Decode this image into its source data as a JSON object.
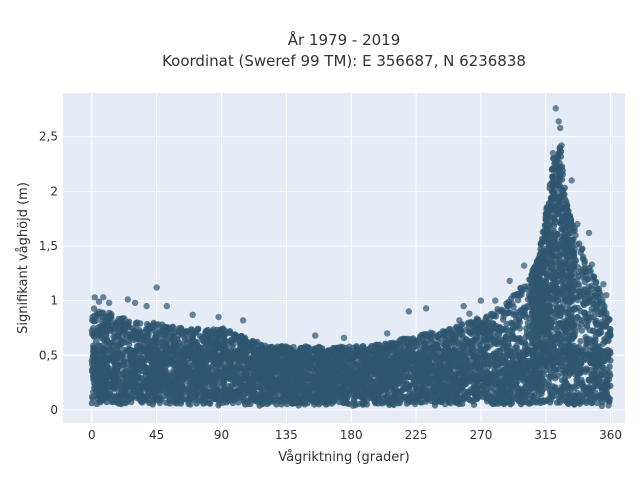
{
  "chart_data": {
    "type": "scatter",
    "title_line1": "År 1979 - 2019",
    "title_line2": "Koordinat (Sweref 99 TM): E 356687, N 6236838",
    "xlabel": "Vågriktning (grader)",
    "ylabel": "Signifikant våghöjd (m)",
    "xlim": [
      -20,
      370
    ],
    "ylim": [
      -0.12,
      2.9
    ],
    "xticks": [
      0,
      45,
      90,
      135,
      180,
      225,
      270,
      315,
      360
    ],
    "xtick_labels": [
      "0",
      "45",
      "90",
      "135",
      "180",
      "225",
      "270",
      "315",
      "360"
    ],
    "yticks": [
      0,
      0.5,
      1,
      1.5,
      2,
      2.5
    ],
    "ytick_labels": [
      "0",
      "0,5",
      "1",
      "1,5",
      "2",
      "2,5"
    ],
    "grid": true,
    "marker_color": "#2e5670",
    "plot_background": "#e5ecf6",
    "envelope": {
      "direction": [
        0,
        10,
        20,
        30,
        45,
        60,
        80,
        90,
        100,
        120,
        135,
        150,
        180,
        200,
        225,
        250,
        270,
        285,
        300,
        310,
        315,
        320,
        325,
        330,
        340,
        350,
        360
      ],
      "upper_height": [
        0.95,
        0.9,
        0.85,
        0.8,
        0.8,
        0.75,
        0.75,
        0.75,
        0.7,
        0.6,
        0.58,
        0.58,
        0.58,
        0.6,
        0.68,
        0.75,
        0.85,
        0.95,
        1.15,
        1.4,
        1.8,
        2.3,
        2.45,
        1.85,
        1.5,
        1.2,
        0.8
      ]
    },
    "outliers": [
      {
        "x": 322,
        "y": 2.76
      },
      {
        "x": 324,
        "y": 2.64
      },
      {
        "x": 325,
        "y": 2.58
      },
      {
        "x": 320,
        "y": 2.35
      },
      {
        "x": 326,
        "y": 2.42
      },
      {
        "x": 333,
        "y": 2.1
      },
      {
        "x": 337,
        "y": 1.7
      },
      {
        "x": 345,
        "y": 1.62
      },
      {
        "x": 347,
        "y": 1.33
      },
      {
        "x": 355,
        "y": 1.15
      },
      {
        "x": 357,
        "y": 1.05
      },
      {
        "x": 300,
        "y": 1.32
      },
      {
        "x": 290,
        "y": 1.18
      },
      {
        "x": 280,
        "y": 1.0
      },
      {
        "x": 270,
        "y": 1.0
      },
      {
        "x": 258,
        "y": 0.95
      },
      {
        "x": 232,
        "y": 0.93
      },
      {
        "x": 220,
        "y": 0.9
      },
      {
        "x": 45,
        "y": 1.12
      },
      {
        "x": 2,
        "y": 1.03
      },
      {
        "x": 8,
        "y": 1.03
      },
      {
        "x": 25,
        "y": 1.01
      },
      {
        "x": 38,
        "y": 0.95
      },
      {
        "x": 52,
        "y": 0.95
      },
      {
        "x": 5,
        "y": 0.99
      },
      {
        "x": 12,
        "y": 0.98
      },
      {
        "x": 30,
        "y": 0.98
      },
      {
        "x": 70,
        "y": 0.87
      },
      {
        "x": 88,
        "y": 0.85
      },
      {
        "x": 105,
        "y": 0.82
      },
      {
        "x": 155,
        "y": 0.68
      },
      {
        "x": 175,
        "y": 0.66
      },
      {
        "x": 205,
        "y": 0.7
      },
      {
        "x": 255,
        "y": 0.82
      },
      {
        "x": 262,
        "y": 0.88
      }
    ]
  }
}
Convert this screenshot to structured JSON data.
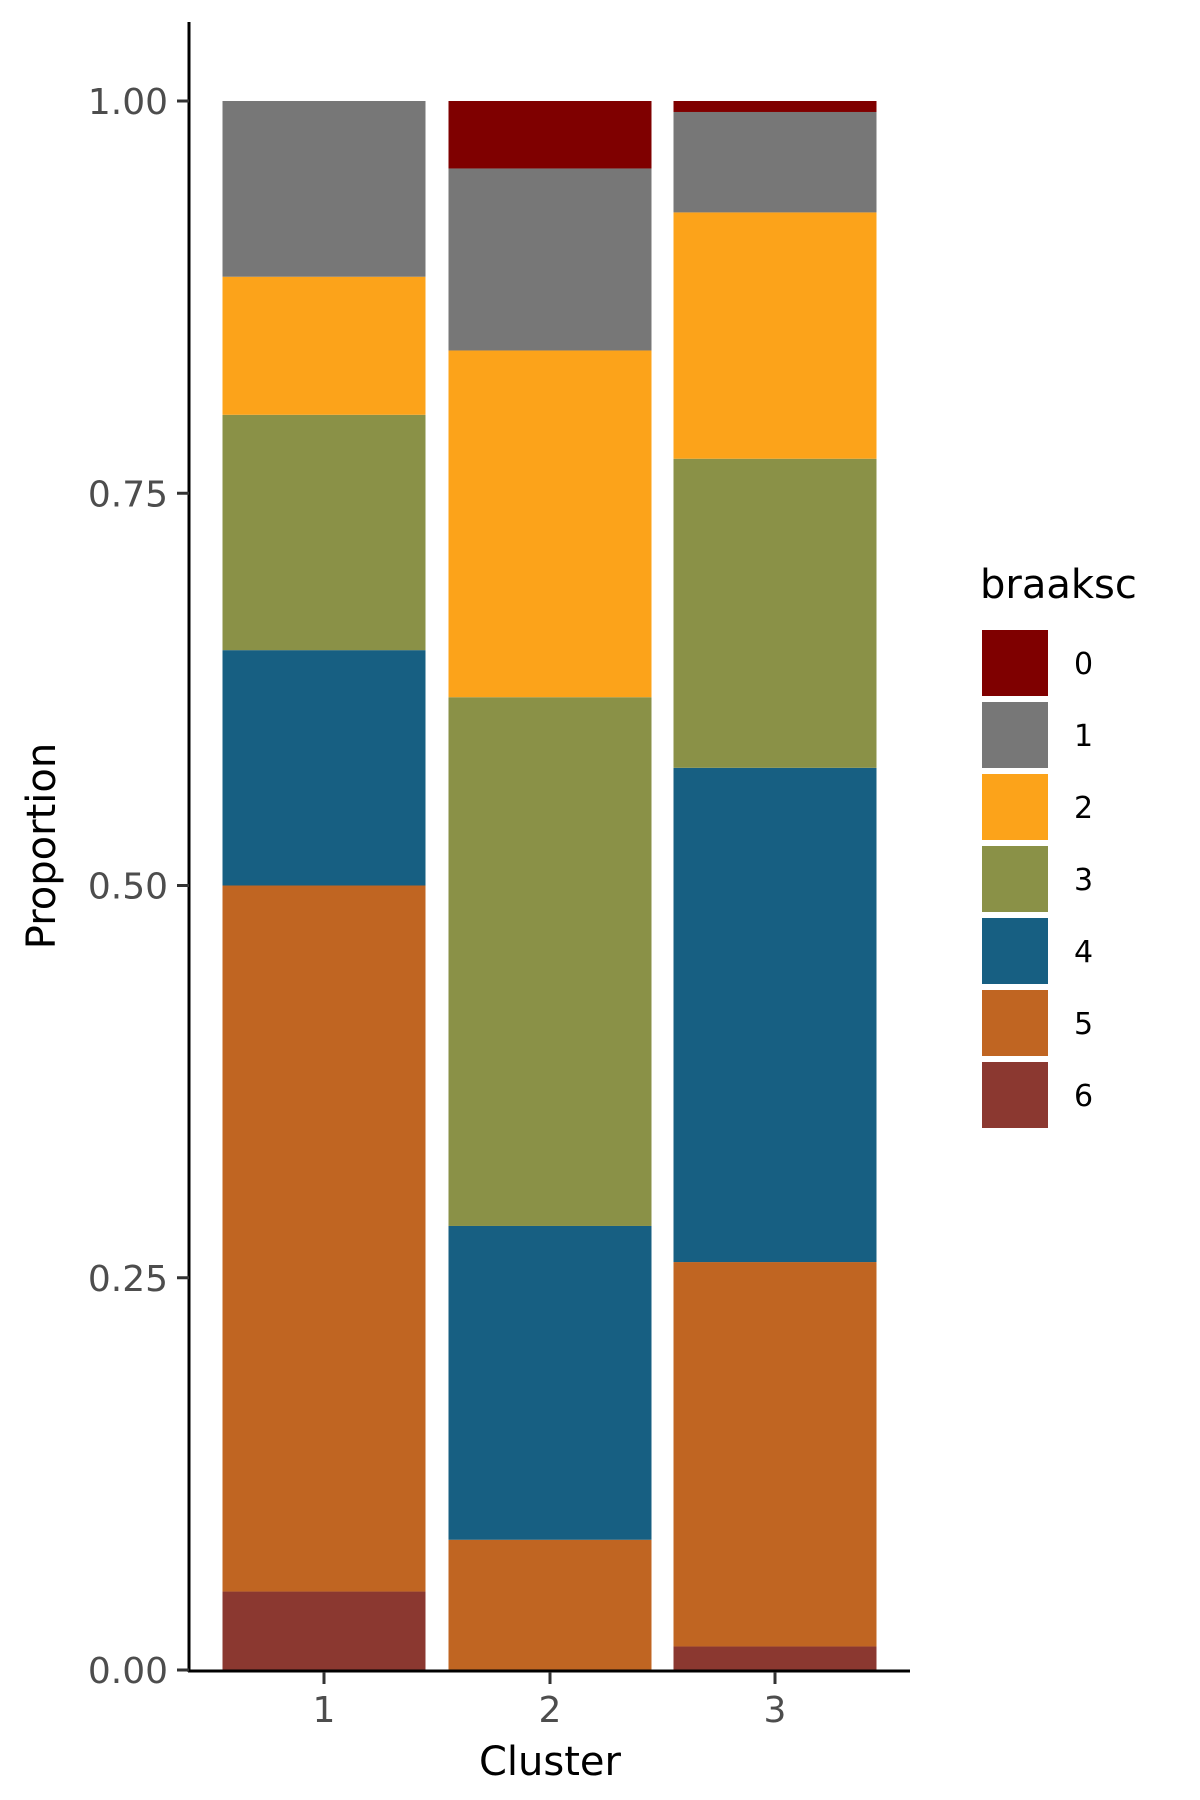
{
  "chart_data": {
    "type": "bar",
    "stacked": true,
    "xlabel": "Cluster",
    "ylabel": "Proportion",
    "categories": [
      "1",
      "2",
      "3"
    ],
    "ylim": [
      0,
      1
    ],
    "yticks": [
      "0.00",
      "0.25",
      "0.50",
      "0.75",
      "1.00"
    ],
    "ytick_values": [
      0,
      0.25,
      0.5,
      0.75,
      1.0
    ],
    "legend": {
      "title": "braaksc",
      "position": "right"
    },
    "series": [
      {
        "name": "6",
        "color": "#8B3830",
        "values": [
          0.05,
          0.0,
          0.015
        ]
      },
      {
        "name": "5",
        "color": "#C06522",
        "values": [
          0.45,
          0.083,
          0.245
        ]
      },
      {
        "name": "4",
        "color": "#175F82",
        "values": [
          0.15,
          0.2,
          0.315
        ]
      },
      {
        "name": "3",
        "color": "#8A9147",
        "values": [
          0.15,
          0.337,
          0.197
        ]
      },
      {
        "name": "2",
        "color": "#FCA31A",
        "values": [
          0.088,
          0.221,
          0.157
        ]
      },
      {
        "name": "1",
        "color": "#777777",
        "values": [
          0.112,
          0.116,
          0.064
        ]
      },
      {
        "name": "0",
        "color": "#7F0000",
        "values": [
          0.0,
          0.043,
          0.007
        ]
      }
    ],
    "legend_order": [
      "0",
      "1",
      "2",
      "3",
      "4",
      "5",
      "6"
    ],
    "grid": false
  }
}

• SHORT PROBLEM: Print each line of the material above exactly, with the pictures removed from your copy.

• ANSWER IN FULL:
Decode this image into its source data as a JSON object.
{
  "chart_data": {
    "type": "scatter",
    "title_line1": "År 1979 - 2019",
    "title_line2": "Koordinat (Sweref 99 TM): E 356687, N 6236838",
    "xlabel": "Vågriktning (grader)",
    "ylabel": "Signifikant våghöjd (m)",
    "xlim": [
      -20,
      370
    ],
    "ylim": [
      -0.12,
      2.9
    ],
    "xticks": [
      0,
      45,
      90,
      135,
      180,
      225,
      270,
      315,
      360
    ],
    "xtick_labels": [
      "0",
      "45",
      "90",
      "135",
      "180",
      "225",
      "270",
      "315",
      "360"
    ],
    "yticks": [
      0,
      0.5,
      1,
      1.5,
      2,
      2.5
    ],
    "ytick_labels": [
      "0",
      "0,5",
      "1",
      "1,5",
      "2",
      "2,5"
    ],
    "grid": true,
    "marker_color": "#2e5670",
    "plot_background": "#e5ecf6",
    "envelope": {
      "direction": [
        0,
        10,
        20,
        30,
        45,
        60,
        80,
        90,
        100,
        120,
        135,
        150,
        180,
        200,
        225,
        250,
        270,
        285,
        300,
        310,
        315,
        320,
        325,
        330,
        340,
        350,
        360
      ],
      "upper_height": [
        0.95,
        0.9,
        0.85,
        0.8,
        0.8,
        0.75,
        0.75,
        0.75,
        0.7,
        0.6,
        0.58,
        0.58,
        0.58,
        0.6,
        0.68,
        0.75,
        0.85,
        0.95,
        1.15,
        1.4,
        1.8,
        2.3,
        2.45,
        1.85,
        1.5,
        1.2,
        0.8
      ]
    },
    "outliers": [
      {
        "x": 322,
        "y": 2.76
      },
      {
        "x": 324,
        "y": 2.64
      },
      {
        "x": 325,
        "y": 2.58
      },
      {
        "x": 320,
        "y": 2.35
      },
      {
        "x": 326,
        "y": 2.42
      },
      {
        "x": 333,
        "y": 2.1
      },
      {
        "x": 337,
        "y": 1.7
      },
      {
        "x": 345,
        "y": 1.62
      },
      {
        "x": 347,
        "y": 1.33
      },
      {
        "x": 355,
        "y": 1.15
      },
      {
        "x": 357,
        "y": 1.05
      },
      {
        "x": 300,
        "y": 1.32
      },
      {
        "x": 290,
        "y": 1.18
      },
      {
        "x": 280,
        "y": 1.0
      },
      {
        "x": 270,
        "y": 1.0
      },
      {
        "x": 258,
        "y": 0.95
      },
      {
        "x": 232,
        "y": 0.93
      },
      {
        "x": 220,
        "y": 0.9
      },
      {
        "x": 45,
        "y": 1.12
      },
      {
        "x": 2,
        "y": 1.03
      },
      {
        "x": 8,
        "y": 1.03
      },
      {
        "x": 25,
        "y": 1.01
      },
      {
        "x": 38,
        "y": 0.95
      },
      {
        "x": 52,
        "y": 0.95
      },
      {
        "x": 5,
        "y": 0.99
      },
      {
        "x": 12,
        "y": 0.98
      },
      {
        "x": 30,
        "y": 0.98
      },
      {
        "x": 70,
        "y": 0.87
      },
      {
        "x": 88,
        "y": 0.85
      },
      {
        "x": 105,
        "y": 0.82
      },
      {
        "x": 155,
        "y": 0.68
      },
      {
        "x": 175,
        "y": 0.66
      },
      {
        "x": 205,
        "y": 0.7
      },
      {
        "x": 255,
        "y": 0.82
      },
      {
        "x": 262,
        "y": 0.88
      }
    ]
  }
}
Convert this screenshot to structured JSON data.
{
  "chart_data": {
    "type": "bar",
    "stacked": true,
    "xlabel": "Cluster",
    "ylabel": "Proportion",
    "categories": [
      "1",
      "2",
      "3"
    ],
    "ylim": [
      0,
      1
    ],
    "yticks": [
      "0.00",
      "0.25",
      "0.50",
      "0.75",
      "1.00"
    ],
    "ytick_values": [
      0,
      0.25,
      0.5,
      0.75,
      1.0
    ],
    "legend": {
      "title": "braaksc",
      "position": "right"
    },
    "series": [
      {
        "name": "6",
        "color": "#8B3830",
        "values": [
          0.05,
          0.0,
          0.015
        ]
      },
      {
        "name": "5",
        "color": "#C06522",
        "values": [
          0.45,
          0.083,
          0.245
        ]
      },
      {
        "name": "4",
        "color": "#175F82",
        "values": [
          0.15,
          0.2,
          0.315
        ]
      },
      {
        "name": "3",
        "color": "#8A9147",
        "values": [
          0.15,
          0.337,
          0.197
        ]
      },
      {
        "name": "2",
        "color": "#FCA31A",
        "values": [
          0.088,
          0.221,
          0.157
        ]
      },
      {
        "name": "1",
        "color": "#777777",
        "values": [
          0.112,
          0.116,
          0.064
        ]
      },
      {
        "name": "0",
        "color": "#7F0000",
        "values": [
          0.0,
          0.043,
          0.007
        ]
      }
    ],
    "legend_order": [
      "0",
      "1",
      "2",
      "3",
      "4",
      "5",
      "6"
    ],
    "grid": false
  }
}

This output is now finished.